> [Problem statement] Determine how many lines of the material hold the string "μαθητές" and reply with only that number.

> [Dataset excerpts]
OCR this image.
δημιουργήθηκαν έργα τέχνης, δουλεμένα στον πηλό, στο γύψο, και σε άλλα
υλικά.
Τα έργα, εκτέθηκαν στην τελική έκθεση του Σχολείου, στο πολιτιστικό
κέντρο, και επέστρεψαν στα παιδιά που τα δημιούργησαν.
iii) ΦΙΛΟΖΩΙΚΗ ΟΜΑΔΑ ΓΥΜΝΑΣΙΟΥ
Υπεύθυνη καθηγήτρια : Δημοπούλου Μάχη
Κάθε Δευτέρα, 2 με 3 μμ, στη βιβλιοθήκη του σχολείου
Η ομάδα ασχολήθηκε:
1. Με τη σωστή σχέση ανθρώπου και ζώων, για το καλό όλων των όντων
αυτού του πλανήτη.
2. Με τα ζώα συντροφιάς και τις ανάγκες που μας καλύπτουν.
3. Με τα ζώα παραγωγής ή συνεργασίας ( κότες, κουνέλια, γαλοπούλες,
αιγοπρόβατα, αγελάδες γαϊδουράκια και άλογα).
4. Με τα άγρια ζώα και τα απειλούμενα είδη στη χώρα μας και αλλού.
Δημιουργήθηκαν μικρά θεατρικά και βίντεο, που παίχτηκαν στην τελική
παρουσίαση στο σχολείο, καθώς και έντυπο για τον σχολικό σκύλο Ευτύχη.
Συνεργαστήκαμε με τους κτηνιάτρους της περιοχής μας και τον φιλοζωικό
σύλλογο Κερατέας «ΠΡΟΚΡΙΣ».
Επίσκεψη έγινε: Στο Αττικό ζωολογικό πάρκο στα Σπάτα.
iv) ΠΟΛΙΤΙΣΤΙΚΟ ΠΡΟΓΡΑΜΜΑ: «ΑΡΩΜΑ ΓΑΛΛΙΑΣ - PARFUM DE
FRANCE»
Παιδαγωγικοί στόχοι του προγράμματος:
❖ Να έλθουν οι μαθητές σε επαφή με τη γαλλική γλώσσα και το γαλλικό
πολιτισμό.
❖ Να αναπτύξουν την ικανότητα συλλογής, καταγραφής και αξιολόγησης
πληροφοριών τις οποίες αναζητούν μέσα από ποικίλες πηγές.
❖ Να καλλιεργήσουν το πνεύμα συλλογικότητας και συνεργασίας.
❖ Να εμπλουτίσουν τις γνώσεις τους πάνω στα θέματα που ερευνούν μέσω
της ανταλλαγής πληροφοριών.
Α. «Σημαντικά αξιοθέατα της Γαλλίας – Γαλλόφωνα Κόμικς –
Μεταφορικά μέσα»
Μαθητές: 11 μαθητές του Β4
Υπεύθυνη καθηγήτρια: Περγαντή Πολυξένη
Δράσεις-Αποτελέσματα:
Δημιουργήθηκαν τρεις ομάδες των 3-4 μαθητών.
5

> [Result of the task] 2